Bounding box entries
------------

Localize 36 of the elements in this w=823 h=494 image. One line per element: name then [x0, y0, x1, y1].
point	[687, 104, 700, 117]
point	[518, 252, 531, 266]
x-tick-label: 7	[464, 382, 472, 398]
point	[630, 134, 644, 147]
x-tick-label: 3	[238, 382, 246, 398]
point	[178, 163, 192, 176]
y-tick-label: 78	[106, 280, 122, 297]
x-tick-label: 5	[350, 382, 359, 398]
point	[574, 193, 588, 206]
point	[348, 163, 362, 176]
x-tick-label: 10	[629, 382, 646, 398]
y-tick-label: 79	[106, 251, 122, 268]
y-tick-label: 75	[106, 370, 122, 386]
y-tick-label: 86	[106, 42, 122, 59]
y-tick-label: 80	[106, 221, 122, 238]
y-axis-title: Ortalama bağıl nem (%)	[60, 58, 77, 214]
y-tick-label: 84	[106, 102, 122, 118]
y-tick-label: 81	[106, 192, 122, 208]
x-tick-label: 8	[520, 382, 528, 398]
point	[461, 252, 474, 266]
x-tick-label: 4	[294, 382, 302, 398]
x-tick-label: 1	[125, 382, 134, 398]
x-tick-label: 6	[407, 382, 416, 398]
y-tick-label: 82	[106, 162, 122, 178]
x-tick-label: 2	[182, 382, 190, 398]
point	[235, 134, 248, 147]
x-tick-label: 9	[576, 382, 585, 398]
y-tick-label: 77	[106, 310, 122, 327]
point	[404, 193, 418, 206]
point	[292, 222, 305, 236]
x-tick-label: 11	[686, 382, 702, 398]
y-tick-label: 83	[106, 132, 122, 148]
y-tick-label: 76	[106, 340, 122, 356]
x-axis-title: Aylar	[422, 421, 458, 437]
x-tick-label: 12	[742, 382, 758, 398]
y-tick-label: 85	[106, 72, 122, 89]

------------

[PROBLEM DESCRIPTION]:
Output the stretch of items from the start through the line containing "163, 192, 176]" as a Markdown table with the columns Row and Line. Give each line a row number and leave out any blank lines.

[EXPECTED ANSWER]:
| Row | Line |
|---|---|
| 1 | Localize 36 of the elements in this w=823 h=494 image. One line per element: name then [x0, y0, x1, y1]. |
| 2 | point	[687, 104, 700, 117] |
| 3 | point	[518, 252, 531, 266] |
| 4 | x-tick-label: 7	[464, 382, 472, 398] |
| 5 | point	[630, 134, 644, 147] |
| 6 | x-tick-label: 3	[238, 382, 246, 398] |
| 7 | point	[178, 163, 192, 176] |